* begin *
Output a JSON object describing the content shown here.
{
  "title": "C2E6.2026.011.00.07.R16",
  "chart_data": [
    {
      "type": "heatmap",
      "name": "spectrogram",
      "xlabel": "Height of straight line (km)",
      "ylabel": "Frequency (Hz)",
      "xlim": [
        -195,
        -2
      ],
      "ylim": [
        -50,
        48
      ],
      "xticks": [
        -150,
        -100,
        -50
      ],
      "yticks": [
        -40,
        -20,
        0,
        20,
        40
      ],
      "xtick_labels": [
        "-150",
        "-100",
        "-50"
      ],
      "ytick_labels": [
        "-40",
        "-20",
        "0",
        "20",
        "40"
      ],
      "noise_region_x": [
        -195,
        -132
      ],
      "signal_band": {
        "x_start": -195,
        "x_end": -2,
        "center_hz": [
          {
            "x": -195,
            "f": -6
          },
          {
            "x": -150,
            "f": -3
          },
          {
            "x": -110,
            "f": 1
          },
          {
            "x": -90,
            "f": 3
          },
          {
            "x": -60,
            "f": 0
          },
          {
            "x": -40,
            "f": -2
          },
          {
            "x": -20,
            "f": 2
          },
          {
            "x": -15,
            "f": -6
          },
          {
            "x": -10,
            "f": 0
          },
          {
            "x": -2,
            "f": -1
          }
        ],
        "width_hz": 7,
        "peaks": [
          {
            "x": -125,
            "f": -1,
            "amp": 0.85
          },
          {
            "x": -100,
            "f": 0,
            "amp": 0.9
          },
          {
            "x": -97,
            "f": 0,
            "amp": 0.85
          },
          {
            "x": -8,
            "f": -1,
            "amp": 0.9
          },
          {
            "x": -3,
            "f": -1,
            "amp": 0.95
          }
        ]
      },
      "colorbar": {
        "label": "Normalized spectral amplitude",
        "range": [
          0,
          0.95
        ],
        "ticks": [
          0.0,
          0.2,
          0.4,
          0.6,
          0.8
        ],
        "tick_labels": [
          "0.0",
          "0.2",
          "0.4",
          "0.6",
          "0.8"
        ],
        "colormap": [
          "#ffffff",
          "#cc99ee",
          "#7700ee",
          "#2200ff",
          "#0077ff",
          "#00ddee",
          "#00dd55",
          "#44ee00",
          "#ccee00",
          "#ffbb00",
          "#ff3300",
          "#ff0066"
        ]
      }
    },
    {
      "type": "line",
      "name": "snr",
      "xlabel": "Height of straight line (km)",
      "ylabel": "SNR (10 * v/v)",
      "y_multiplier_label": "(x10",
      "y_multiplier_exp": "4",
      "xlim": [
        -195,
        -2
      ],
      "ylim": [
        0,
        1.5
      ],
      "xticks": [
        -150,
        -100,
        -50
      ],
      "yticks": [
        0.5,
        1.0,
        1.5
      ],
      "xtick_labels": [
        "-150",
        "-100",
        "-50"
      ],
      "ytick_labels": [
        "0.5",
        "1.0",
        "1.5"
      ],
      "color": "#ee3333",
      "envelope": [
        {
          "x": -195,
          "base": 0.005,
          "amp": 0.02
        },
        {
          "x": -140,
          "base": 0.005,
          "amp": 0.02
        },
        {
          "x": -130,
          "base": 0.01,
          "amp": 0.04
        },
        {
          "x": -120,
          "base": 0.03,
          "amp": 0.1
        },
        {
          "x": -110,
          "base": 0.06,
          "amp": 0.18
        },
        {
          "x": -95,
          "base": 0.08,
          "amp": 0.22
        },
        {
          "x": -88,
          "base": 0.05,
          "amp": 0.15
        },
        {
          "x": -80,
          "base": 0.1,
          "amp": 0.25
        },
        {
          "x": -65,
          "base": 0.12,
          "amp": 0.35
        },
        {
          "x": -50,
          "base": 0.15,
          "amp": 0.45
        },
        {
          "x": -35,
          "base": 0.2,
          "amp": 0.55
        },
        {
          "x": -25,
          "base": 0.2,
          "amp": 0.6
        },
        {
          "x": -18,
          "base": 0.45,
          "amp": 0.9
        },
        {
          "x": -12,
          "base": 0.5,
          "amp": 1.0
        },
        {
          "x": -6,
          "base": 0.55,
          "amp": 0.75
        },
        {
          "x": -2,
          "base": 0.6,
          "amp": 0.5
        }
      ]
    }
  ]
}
* end *
# WORK TO DO
Every record above must be duplicated exactly.

# RESPONSE TO THE EXERCISE
Output a JSON object describing the content shown here.
{
  "title": "C2E6.2026.011.00.07.R16",
  "chart_data": [
    {
      "type": "heatmap",
      "name": "spectrogram",
      "xlabel": "Height of straight line (km)",
      "ylabel": "Frequency (Hz)",
      "xlim": [
        -195,
        -2
      ],
      "ylim": [
        -50,
        48
      ],
      "xticks": [
        -150,
        -100,
        -50
      ],
      "yticks": [
        -40,
        -20,
        0,
        20,
        40
      ],
      "xtick_labels": [
        "-150",
        "-100",
        "-50"
      ],
      "ytick_labels": [
        "-40",
        "-20",
        "0",
        "20",
        "40"
      ],
      "noise_region_x": [
        -195,
        -132
      ],
      "signal_band": {
        "x_start": -195,
        "x_end": -2,
        "center_hz": [
          {
            "x": -195,
            "f": -6
          },
          {
            "x": -150,
            "f": -3
          },
          {
            "x": -110,
            "f": 1
          },
          {
            "x": -90,
            "f": 3
          },
          {
            "x": -60,
            "f": 0
          },
          {
            "x": -40,
            "f": -2
          },
          {
            "x": -20,
            "f": 2
          },
          {
            "x": -15,
            "f": -6
          },
          {
            "x": -10,
            "f": 0
          },
          {
            "x": -2,
            "f": -1
          }
        ],
        "width_hz": 7,
        "peaks": [
          {
            "x": -125,
            "f": -1,
            "amp": 0.85
          },
          {
            "x": -100,
            "f": 0,
            "amp": 0.9
          },
          {
            "x": -97,
            "f": 0,
            "amp": 0.85
          },
          {
            "x": -8,
            "f": -1,
            "amp": 0.9
          },
          {
            "x": -3,
            "f": -1,
            "amp": 0.95
          }
        ]
      },
      "colorbar": {
        "label": "Normalized spectral amplitude",
        "range": [
          0,
          0.95
        ],
        "ticks": [
          0.0,
          0.2,
          0.4,
          0.6,
          0.8
        ],
        "tick_labels": [
          "0.0",
          "0.2",
          "0.4",
          "0.6",
          "0.8"
        ],
        "colormap": [
          "#ffffff",
          "#cc99ee",
          "#7700ee",
          "#2200ff",
          "#0077ff",
          "#00ddee",
          "#00dd55",
          "#44ee00",
          "#ccee00",
          "#ffbb00",
          "#ff3300",
          "#ff0066"
        ]
      }
    },
    {
      "type": "line",
      "name": "snr",
      "xlabel": "Height of straight line (km)",
      "ylabel": "SNR (10 * v/v)",
      "y_multiplier_label": "(x10",
      "y_multiplier_exp": "4",
      "xlim": [
        -195,
        -2
      ],
      "ylim": [
        0,
        1.5
      ],
      "xticks": [
        -150,
        -100,
        -50
      ],
      "yticks": [
        0.5,
        1.0,
        1.5
      ],
      "xtick_labels": [
        "-150",
        "-100",
        "-50"
      ],
      "ytick_labels": [
        "0.5",
        "1.0",
        "1.5"
      ],
      "color": "#ee3333",
      "envelope": [
        {
          "x": -195,
          "base": 0.005,
          "amp": 0.02
        },
        {
          "x": -140,
          "base": 0.005,
          "amp": 0.02
        },
        {
          "x": -130,
          "base": 0.01,
          "amp": 0.04
        },
        {
          "x": -120,
          "base": 0.03,
          "amp": 0.1
        },
        {
          "x": -110,
          "base": 0.06,
          "amp": 0.18
        },
        {
          "x": -95,
          "base": 0.08,
          "amp": 0.22
        },
        {
          "x": -88,
          "base": 0.05,
          "amp": 0.15
        },
        {
          "x": -80,
          "base": 0.1,
          "amp": 0.25
        },
        {
          "x": -65,
          "base": 0.12,
          "amp": 0.35
        },
        {
          "x": -50,
          "base": 0.15,
          "amp": 0.45
        },
        {
          "x": -35,
          "base": 0.2,
          "amp": 0.55
        },
        {
          "x": -25,
          "base": 0.2,
          "amp": 0.6
        },
        {
          "x": -18,
          "base": 0.45,
          "amp": 0.9
        },
        {
          "x": -12,
          "base": 0.5,
          "amp": 1.0
        },
        {
          "x": -6,
          "base": 0.55,
          "amp": 0.75
        },
        {
          "x": -2,
          "base": 0.6,
          "amp": 0.5
        }
      ]
    }
  ]
}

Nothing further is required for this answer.